Task statement>
Without the pictures, give the entries below again exactly as written.

..........

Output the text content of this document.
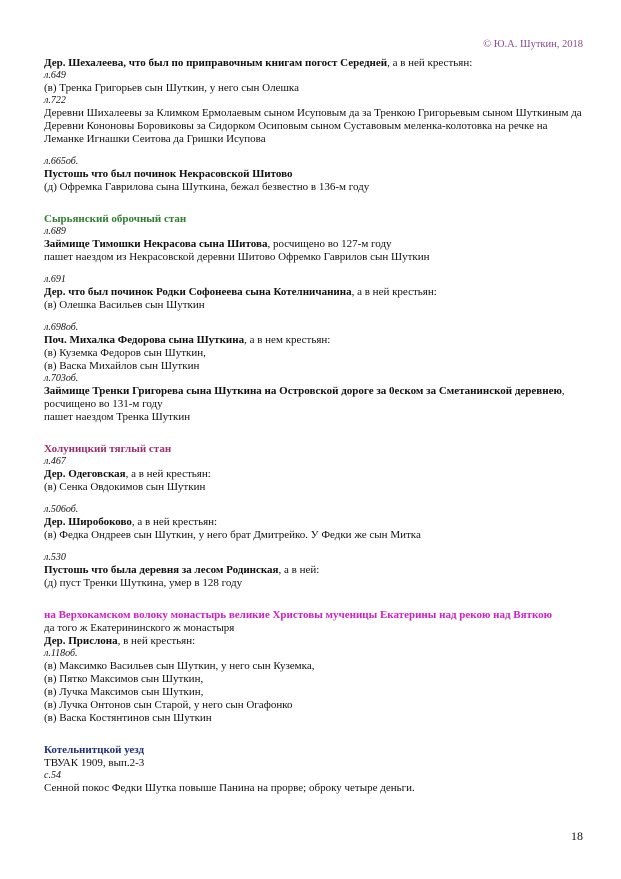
© Ю.А. Шуткин, 2018
Дер. Шехалеева, что был по приправочным книгам погост Середней, а в ней крестьян:
л.649
(в) Тренка Григорьев сын Шуткин, у него сын Олешка
л.722
Деревни Шихалеевы за Климком Ермолаевым сыном Исуповым да за Тренкою Григорьевым сыном Шуткиным да Деревни Кононовы Боровиковы за Сидорком Осиповым сыном Суставовым меленка-колотовка на речке на Леманке Игнашки Сеитова да Гришки Исупова
л.665об.
Пустошь что был починок Некрасовской Шитово
(д) Офремка Гаврилова сына Шуткина, бежал безвестно в 136-м году
Сырьянский оброчный стан
л.689
Займище Тимошки Некрасова сына Шитова, росчищено во 127-м году
пашет наездом из Некрасовской деревни Шитово Офремко Гаврилов сын Шуткин
л.691
Дер. что был починок Родки Софонеева сына Котелничанина, а в ней крестьян:
(в) Олешка Васильев сын Шуткин
л.698об.
Поч. Михалка Федорова сына Шуткина, а в нем крестьян:
(в) Куземка Федоров сын Шуткин,
(в) Васка Михайлов сын Шуткин
л.703об.
Займище Тренки Григорева сына Шуткина на Островской дороге за 0еском за Сметанинской деревнею, росчищено во 131-м году
пашет наездом Тренка Шуткин
Холуницкий тяглый стан
л.467
Дер. Одеговская, а в ней крестьян:
(в) Сенка Овдокимов сын Шуткин
л.506об.
Дер. Широбоково, а в ней крестьян:
(в) Федка Ондреев сын Шуткин, у него брат Дмитрейко. У Федки же сын Митка
л.530
Пустошь что была деревня за лесом Родинская, а в ней:
(д) пуст Тренки Шуткина, умер в 128 году
на Верхокамском волоку монастырь великие Христовы мученицы Екатерины над рекою над Вяткою
да того ж Екатерининского ж монастыря
Дер. Прислона, в ней крестьян:
л.118об.
(в) Максимко Васильев сын Шуткин, у него сын Куземка,
(в) Пятко Максимов сын Шуткин,
(в) Лучка Максимов сын Шуткин,
(в) Лучка Онтонов сын Старой, у него сын Огафонко
(в) Васка Костянтинов сын Шуткин
Котельнитцкой уезд
ТВУАК 1909, вып.2-3
с.54
Сенной покос Федки Шутка повыше Панина на прорве; оброку четыре деньги.
18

..........

Answer to this problem>
Output the text content of this document.
© Ю.А. Шуткин, 2018
Дер. Шехалеева, что был по приправочным книгам погост Середней, а в ней крестьян:
л.649
(в) Тренка Григорьев сын Шуткин, у него сын Олешка
л.722
Деревни Шихалеевы за Климком Ермолаевым сыном Исуповым да за Тренкою Григорьевым сыном Шуткиным да Деревни Кононовы Боровиковы за Сидорком Осиповым сыном Суставовым меленка-колотовка на речке на Леманке Игнашки Сеитова да Гришки Исупова
л.665об.
Пустошь что был починок Некрасовской Шитово
(д) Офремка Гаврилова сына Шуткина, бежал безвестно в 136-м году
Сырьянский оброчный стан
л.689
Займище Тимошки Некрасова сына Шитова, росчищено во 127-м году
пашет наездом из Некрасовской деревни Шитово Офремко Гаврилов сын Шуткин
л.691
Дер. что был починок Родки Софонеева сына Котелничанина, а в ней крестьян:
(в) Олешка Васильев сын Шуткин
л.698об.
Поч. Михалка Федорова сына Шуткина, а в нем крестьян:
(в) Куземка Федоров сын Шуткин,
(в) Васка Михайлов сын Шуткин
л.703об.
Займище Тренки Григорева сына Шуткина на Островской дороге за 0еском за Сметанинской деревнею, росчищено во 131-м году
пашет наездом Тренка Шуткин
Холуницкий тяглый стан
л.467
Дер. Одеговская, а в ней крестьян:
(в) Сенка Овдокимов сын Шуткин
л.506об.
Дер. Широбоково, а в ней крестьян:
(в) Федка Ондреев сын Шуткин, у него брат Дмитрейко. У Федки же сын Митка
л.530
Пустошь что была деревня за лесом Родинская, а в ней:
(д) пуст Тренки Шуткина, умер в 128 году
на Верхокамском волоку монастырь великие Христовы мученицы Екатерины над рекою над Вяткою
да того ж Екатерининского ж монастыря
Дер. Прислона, в ней крестьян:
л.118об.
(в) Максимко Васильев сын Шуткин, у него сын Куземка,
(в) Пятко Максимов сын Шуткин,
(в) Лучка Максимов сын Шуткин,
(в) Лучка Онтонов сын Старой, у него сын Огафонко
(в) Васка Костянтинов сын Шуткин
Котельнитцкой уезд
ТВУАК 1909, вып.2-3
с.54
Сенной покос Федки Шутка повыше Панина на прорве; оброку четыре деньги.
18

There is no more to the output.